**Task requirements:** Only the number is wanted: how many lines in the data contain "title"?

##### Data for processing #####

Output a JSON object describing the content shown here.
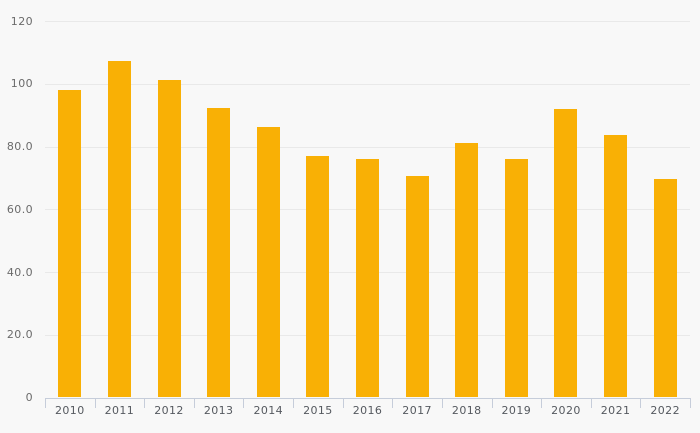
{
  "chart_data": {
    "type": "bar",
    "title": "",
    "categories": [
      "2010",
      "2011",
      "2012",
      "2013",
      "2014",
      "2015",
      "2016",
      "2017",
      "2018",
      "2019",
      "2020",
      "2021",
      "2022"
    ],
    "values": [
      98.0,
      107.3,
      101.2,
      92.2,
      86.3,
      77.1,
      76.1,
      70.6,
      81.0,
      76.0,
      91.8,
      83.7,
      69.5
    ],
    "xlabel": "",
    "ylabel": "",
    "ylim": [
      0,
      120
    ],
    "y_ticks": [
      0,
      20,
      40,
      60,
      80,
      100,
      120
    ],
    "y_tick_labels": [
      "0",
      "20.0",
      "40.0",
      "60.0",
      "80.0",
      "100",
      "120"
    ],
    "grid": true,
    "legend": false,
    "colors": {
      "bar": "#f9b005",
      "background": "#f8f8f8",
      "gridline": "#e9e9e9",
      "axis": "#c6cdda",
      "y_label_text": "#6b6b6b",
      "x_label_text": "#55595f"
    }
  }
}
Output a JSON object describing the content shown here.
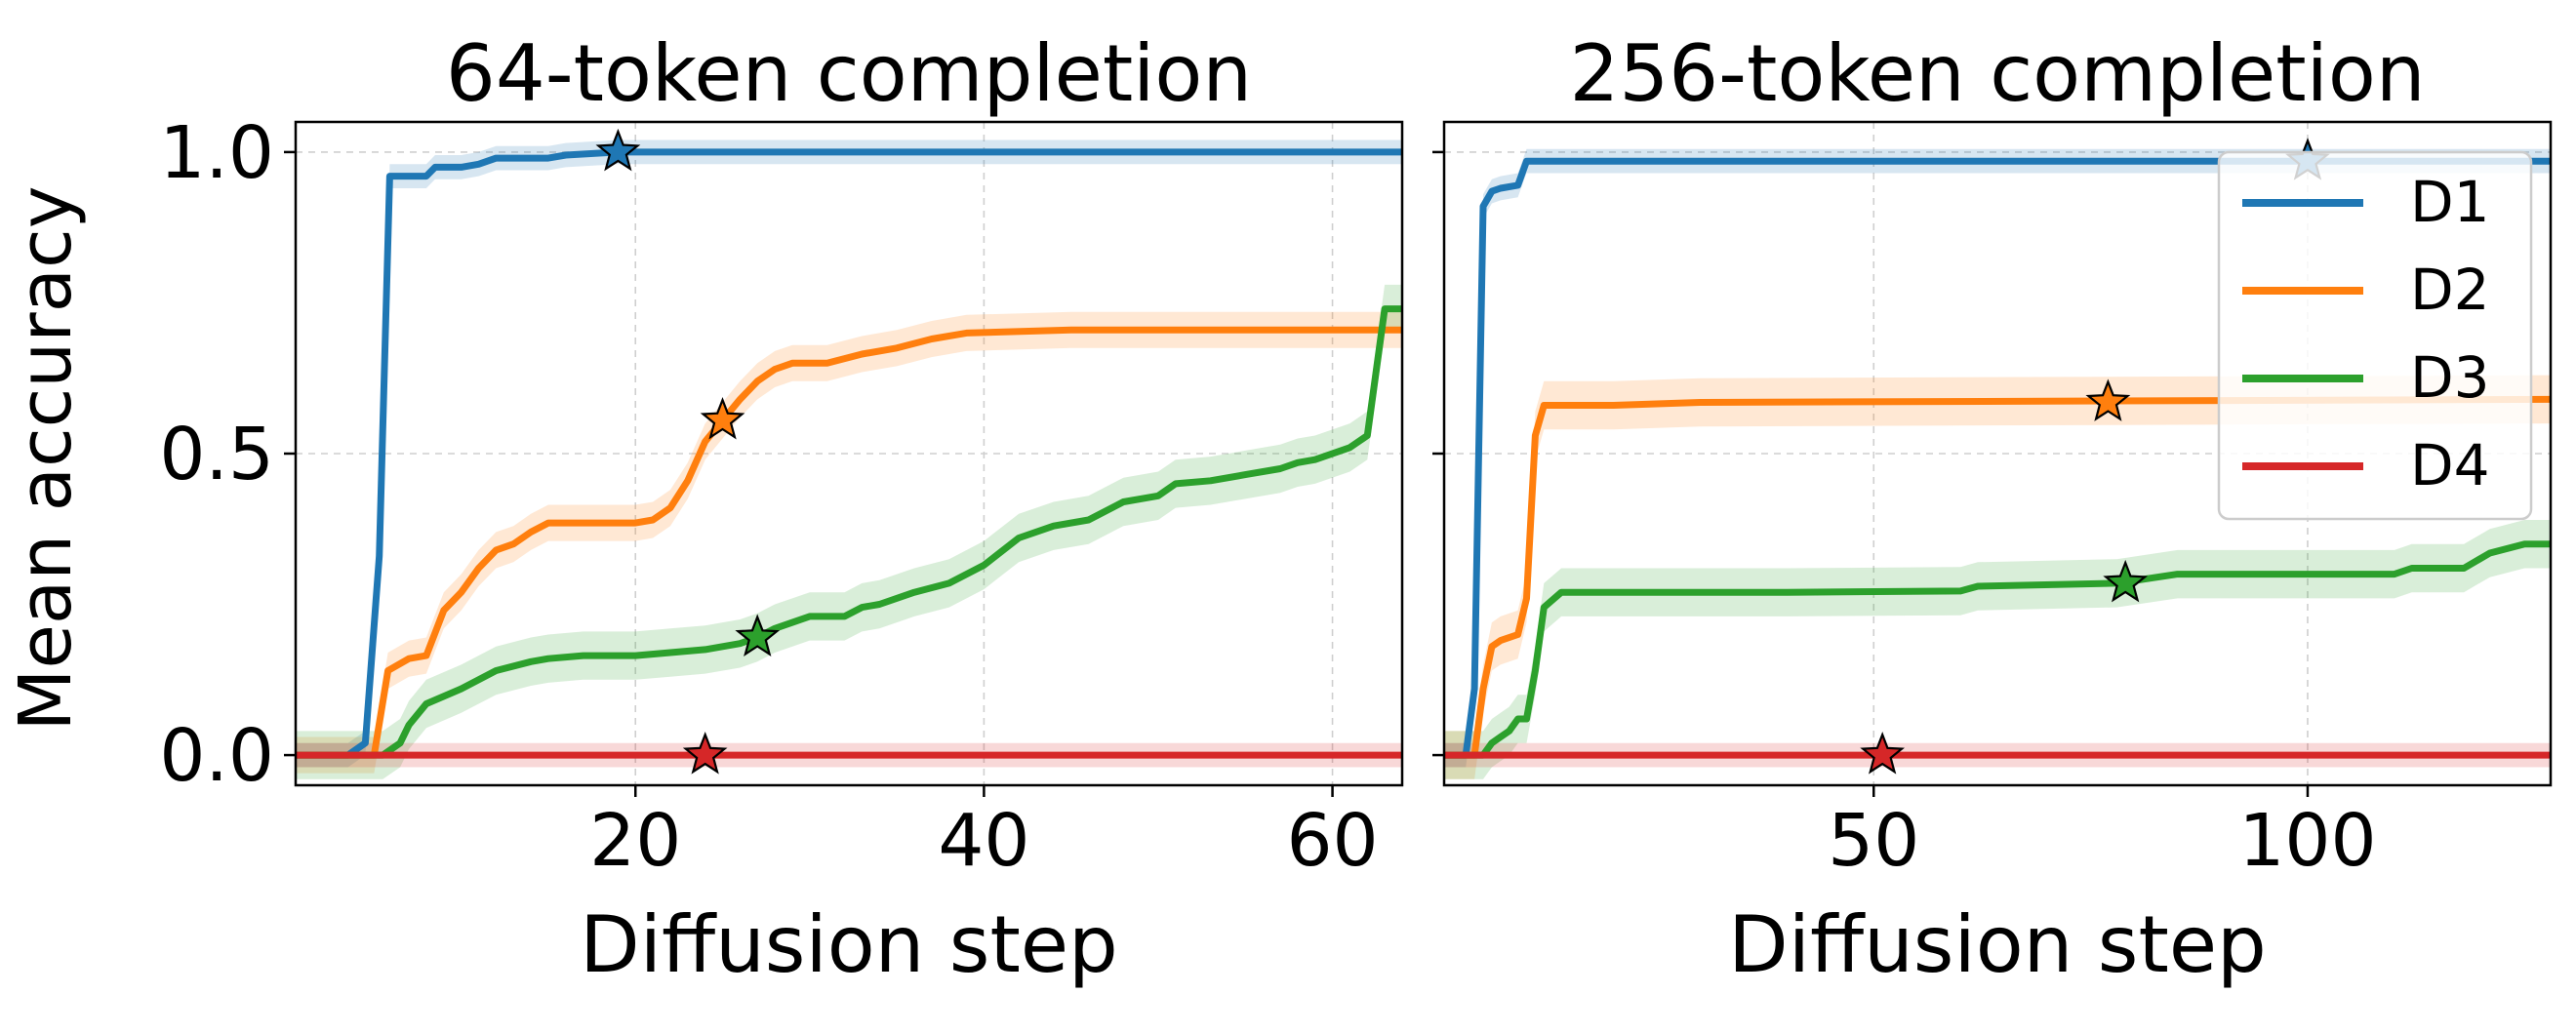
{
  "figure": {
    "ylabel": "Mean accuracy"
  },
  "legend": {
    "placement": "upper-right (right panel)",
    "entries": [
      {
        "label": "D1",
        "color": "#1f77b4"
      },
      {
        "label": "D2",
        "color": "#ff7f0e"
      },
      {
        "label": "D3",
        "color": "#2ca02c"
      },
      {
        "label": "D4",
        "color": "#d62728"
      }
    ]
  },
  "chart_data": [
    {
      "type": "line",
      "title": "64-token completion",
      "xlabel": "Diffusion step",
      "ylabel": "Mean accuracy",
      "xlim": [
        0.5,
        64
      ],
      "ylim": [
        -0.05,
        1.05
      ],
      "xticks": [
        20,
        40,
        60
      ],
      "yticks": [
        0.0,
        0.5,
        1.0
      ],
      "ytick_labels": [
        "0.0",
        "0.5",
        "1.0"
      ],
      "grid": true,
      "series": [
        {
          "name": "D1",
          "color": "#1f77b4",
          "band": 0.02,
          "points": [
            [
              0.5,
              0
            ],
            [
              3.5,
              0
            ],
            [
              4.5,
              0.02
            ],
            [
              5.3,
              0.33
            ],
            [
              5.9,
              0.96
            ],
            [
              8,
              0.96
            ],
            [
              8.5,
              0.975
            ],
            [
              10,
              0.975
            ],
            [
              11,
              0.98
            ],
            [
              12,
              0.99
            ],
            [
              15,
              0.99
            ],
            [
              16,
              0.995
            ],
            [
              19,
              1
            ],
            [
              64,
              1
            ]
          ],
          "star": [
            19,
            1.0
          ]
        },
        {
          "name": "D2",
          "color": "#ff7f0e",
          "band": 0.03,
          "points": [
            [
              0.5,
              0
            ],
            [
              5,
              0
            ],
            [
              5.8,
              0.14
            ],
            [
              7,
              0.16
            ],
            [
              8,
              0.165
            ],
            [
              9,
              0.24
            ],
            [
              10,
              0.27
            ],
            [
              11,
              0.31
            ],
            [
              12,
              0.34
            ],
            [
              13,
              0.35
            ],
            [
              14,
              0.37
            ],
            [
              15,
              0.385
            ],
            [
              20,
              0.385
            ],
            [
              21,
              0.39
            ],
            [
              22,
              0.41
            ],
            [
              23,
              0.455
            ],
            [
              24,
              0.52
            ],
            [
              25,
              0.555
            ],
            [
              26,
              0.59
            ],
            [
              27,
              0.62
            ],
            [
              28,
              0.64
            ],
            [
              29,
              0.65
            ],
            [
              31,
              0.65
            ],
            [
              33,
              0.665
            ],
            [
              35,
              0.675
            ],
            [
              37,
              0.69
            ],
            [
              39,
              0.7
            ],
            [
              45,
              0.705
            ],
            [
              64,
              0.705
            ]
          ],
          "star": [
            25,
            0.555
          ]
        },
        {
          "name": "D3",
          "color": "#2ca02c",
          "band": 0.04,
          "points": [
            [
              0.5,
              0
            ],
            [
              5.5,
              0
            ],
            [
              6.5,
              0.02
            ],
            [
              7,
              0.05
            ],
            [
              8,
              0.085
            ],
            [
              10,
              0.11
            ],
            [
              12,
              0.14
            ],
            [
              14,
              0.155
            ],
            [
              15,
              0.16
            ],
            [
              17,
              0.165
            ],
            [
              20,
              0.165
            ],
            [
              22,
              0.17
            ],
            [
              24,
              0.175
            ],
            [
              26,
              0.185
            ],
            [
              27,
              0.195
            ],
            [
              28,
              0.21
            ],
            [
              30,
              0.23
            ],
            [
              32,
              0.23
            ],
            [
              33,
              0.245
            ],
            [
              34,
              0.25
            ],
            [
              36,
              0.27
            ],
            [
              38,
              0.285
            ],
            [
              40,
              0.315
            ],
            [
              42,
              0.36
            ],
            [
              44,
              0.38
            ],
            [
              46,
              0.39
            ],
            [
              48,
              0.42
            ],
            [
              50,
              0.43
            ],
            [
              51,
              0.45
            ],
            [
              53,
              0.455
            ],
            [
              55,
              0.465
            ],
            [
              57,
              0.475
            ],
            [
              58,
              0.485
            ],
            [
              59,
              0.49
            ],
            [
              61,
              0.51
            ],
            [
              62,
              0.53
            ],
            [
              63,
              0.74
            ],
            [
              64,
              0.74
            ]
          ],
          "star": [
            27,
            0.195
          ]
        },
        {
          "name": "D4",
          "color": "#d62728",
          "band": 0.02,
          "points": [
            [
              0.5,
              0
            ],
            [
              64,
              0
            ]
          ],
          "star": [
            24,
            0.0
          ]
        }
      ]
    },
    {
      "type": "line",
      "title": "256-token completion",
      "xlabel": "Diffusion step",
      "ylabel": "",
      "xlim": [
        0.5,
        128
      ],
      "ylim": [
        -0.05,
        1.05
      ],
      "xticks": [
        50,
        100
      ],
      "yticks": [
        0.0,
        0.5,
        1.0
      ],
      "ytick_labels": [
        "",
        "",
        ""
      ],
      "grid": true,
      "series": [
        {
          "name": "D1",
          "color": "#1f77b4",
          "band": 0.02,
          "points": [
            [
              0.5,
              0
            ],
            [
              3,
              0
            ],
            [
              4,
              0.11
            ],
            [
              5,
              0.91
            ],
            [
              6,
              0.935
            ],
            [
              7,
              0.94
            ],
            [
              9,
              0.945
            ],
            [
              10,
              0.985
            ],
            [
              128,
              0.985
            ]
          ],
          "star": [
            100,
            0.985
          ]
        },
        {
          "name": "D2",
          "color": "#ff7f0e",
          "band": 0.04,
          "points": [
            [
              0.5,
              0
            ],
            [
              4,
              0
            ],
            [
              5,
              0.11
            ],
            [
              6,
              0.18
            ],
            [
              7,
              0.19
            ],
            [
              9,
              0.2
            ],
            [
              10,
              0.26
            ],
            [
              11,
              0.53
            ],
            [
              12,
              0.58
            ],
            [
              20,
              0.58
            ],
            [
              30,
              0.585
            ],
            [
              128,
              0.59
            ]
          ],
          "star": [
            77,
            0.585
          ]
        },
        {
          "name": "D3",
          "color": "#2ca02c",
          "band": 0.04,
          "points": [
            [
              0.5,
              0
            ],
            [
              5,
              0
            ],
            [
              6,
              0.02
            ],
            [
              7,
              0.03
            ],
            [
              8,
              0.04
            ],
            [
              9,
              0.06
            ],
            [
              10,
              0.06
            ],
            [
              11,
              0.14
            ],
            [
              12,
              0.245
            ],
            [
              14,
              0.27
            ],
            [
              40,
              0.27
            ],
            [
              60,
              0.272
            ],
            [
              62,
              0.28
            ],
            [
              78,
              0.285
            ],
            [
              85,
              0.3
            ],
            [
              110,
              0.3
            ],
            [
              112,
              0.31
            ],
            [
              118,
              0.31
            ],
            [
              121,
              0.335
            ],
            [
              125,
              0.35
            ],
            [
              128,
              0.35
            ]
          ],
          "star": [
            79,
            0.285
          ]
        },
        {
          "name": "D4",
          "color": "#d62728",
          "band": 0.02,
          "points": [
            [
              0.5,
              0
            ],
            [
              128,
              0
            ]
          ],
          "star": [
            51,
            0.0
          ]
        }
      ]
    }
  ]
}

#####

**Result:** 3